## PROBLEM TO WORK ON
Return the whole listing, keeping every character the same.

## Records from a collection

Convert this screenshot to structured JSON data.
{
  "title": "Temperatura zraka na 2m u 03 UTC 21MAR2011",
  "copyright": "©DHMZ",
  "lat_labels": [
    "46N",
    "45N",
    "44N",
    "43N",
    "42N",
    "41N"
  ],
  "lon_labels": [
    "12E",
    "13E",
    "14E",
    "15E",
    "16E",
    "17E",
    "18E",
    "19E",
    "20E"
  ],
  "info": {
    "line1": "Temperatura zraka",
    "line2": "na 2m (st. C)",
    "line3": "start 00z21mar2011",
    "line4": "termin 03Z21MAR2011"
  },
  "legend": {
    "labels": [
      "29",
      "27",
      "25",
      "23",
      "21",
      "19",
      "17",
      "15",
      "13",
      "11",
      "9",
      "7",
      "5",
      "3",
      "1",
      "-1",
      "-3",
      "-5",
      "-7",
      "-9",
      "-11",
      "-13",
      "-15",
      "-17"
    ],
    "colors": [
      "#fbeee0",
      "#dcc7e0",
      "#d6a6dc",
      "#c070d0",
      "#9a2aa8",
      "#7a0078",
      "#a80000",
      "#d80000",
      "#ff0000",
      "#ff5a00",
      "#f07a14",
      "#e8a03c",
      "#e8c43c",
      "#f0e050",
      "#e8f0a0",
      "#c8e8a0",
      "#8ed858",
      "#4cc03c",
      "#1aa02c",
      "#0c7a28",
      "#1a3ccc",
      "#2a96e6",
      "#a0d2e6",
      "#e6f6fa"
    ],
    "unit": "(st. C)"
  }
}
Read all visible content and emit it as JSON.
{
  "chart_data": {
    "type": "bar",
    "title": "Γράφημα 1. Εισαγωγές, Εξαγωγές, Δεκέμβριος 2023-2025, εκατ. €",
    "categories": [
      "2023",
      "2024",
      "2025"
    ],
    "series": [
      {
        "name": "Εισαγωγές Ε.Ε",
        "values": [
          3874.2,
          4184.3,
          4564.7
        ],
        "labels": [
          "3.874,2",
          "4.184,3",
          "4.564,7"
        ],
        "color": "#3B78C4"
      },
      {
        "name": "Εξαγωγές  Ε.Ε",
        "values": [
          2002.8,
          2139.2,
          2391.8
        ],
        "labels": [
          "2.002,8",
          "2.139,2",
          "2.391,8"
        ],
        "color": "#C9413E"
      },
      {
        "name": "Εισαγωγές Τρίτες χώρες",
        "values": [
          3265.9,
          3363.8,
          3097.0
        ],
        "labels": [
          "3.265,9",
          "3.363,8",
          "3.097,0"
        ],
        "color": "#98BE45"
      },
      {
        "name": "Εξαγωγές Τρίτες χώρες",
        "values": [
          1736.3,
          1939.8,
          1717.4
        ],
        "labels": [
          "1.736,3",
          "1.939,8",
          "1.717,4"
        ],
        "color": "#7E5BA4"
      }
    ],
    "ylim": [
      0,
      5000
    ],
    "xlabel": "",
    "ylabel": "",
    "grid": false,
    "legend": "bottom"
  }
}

## THE COMPLETED TASK
Convert this screenshot to structured JSON data.
{
  "title": "Temperatura zraka na 2m u 03 UTC 21MAR2011",
  "copyright": "©DHMZ",
  "lat_labels": [
    "46N",
    "45N",
    "44N",
    "43N",
    "42N",
    "41N"
  ],
  "lon_labels": [
    "12E",
    "13E",
    "14E",
    "15E",
    "16E",
    "17E",
    "18E",
    "19E",
    "20E"
  ],
  "info": {
    "line1": "Temperatura zraka",
    "line2": "na 2m (st. C)",
    "line3": "start 00z21mar2011",
    "line4": "termin 03Z21MAR2011"
  },
  "legend": {
    "labels": [
      "29",
      "27",
      "25",
      "23",
      "21",
      "19",
      "17",
      "15",
      "13",
      "11",
      "9",
      "7",
      "5",
      "3",
      "1",
      "-1",
      "-3",
      "-5",
      "-7",
      "-9",
      "-11",
      "-13",
      "-15",
      "-17"
    ],
    "colors": [
      "#fbeee0",
      "#dcc7e0",
      "#d6a6dc",
      "#c070d0",
      "#9a2aa8",
      "#7a0078",
      "#a80000",
      "#d80000",
      "#ff0000",
      "#ff5a00",
      "#f07a14",
      "#e8a03c",
      "#e8c43c",
      "#f0e050",
      "#e8f0a0",
      "#c8e8a0",
      "#8ed858",
      "#4cc03c",
      "#1aa02c",
      "#0c7a28",
      "#1a3ccc",
      "#2a96e6",
      "#a0d2e6",
      "#e6f6fa"
    ],
    "unit": "(st. C)"
  }
}
Read all visible content and emit it as JSON.
{
  "chart_data": {
    "type": "bar",
    "title": "Γράφημα 1. Εισαγωγές, Εξαγωγές, Δεκέμβριος 2023-2025, εκατ. €",
    "categories": [
      "2023",
      "2024",
      "2025"
    ],
    "series": [
      {
        "name": "Εισαγωγές Ε.Ε",
        "values": [
          3874.2,
          4184.3,
          4564.7
        ],
        "labels": [
          "3.874,2",
          "4.184,3",
          "4.564,7"
        ],
        "color": "#3B78C4"
      },
      {
        "name": "Εξαγωγές  Ε.Ε",
        "values": [
          2002.8,
          2139.2,
          2391.8
        ],
        "labels": [
          "2.002,8",
          "2.139,2",
          "2.391,8"
        ],
        "color": "#C9413E"
      },
      {
        "name": "Εισαγωγές Τρίτες χώρες",
        "values": [
          3265.9,
          3363.8,
          3097.0
        ],
        "labels": [
          "3.265,9",
          "3.363,8",
          "3.097,0"
        ],
        "color": "#98BE45"
      },
      {
        "name": "Εξαγωγές Τρίτες χώρες",
        "values": [
          1736.3,
          1939.8,
          1717.4
        ],
        "labels": [
          "1.736,3",
          "1.939,8",
          "1.717,4"
        ],
        "color": "#7E5BA4"
      }
    ],
    "ylim": [
      0,
      5000
    ],
    "xlabel": "",
    "ylabel": "",
    "grid": false,
    "legend": "bottom"
  }
}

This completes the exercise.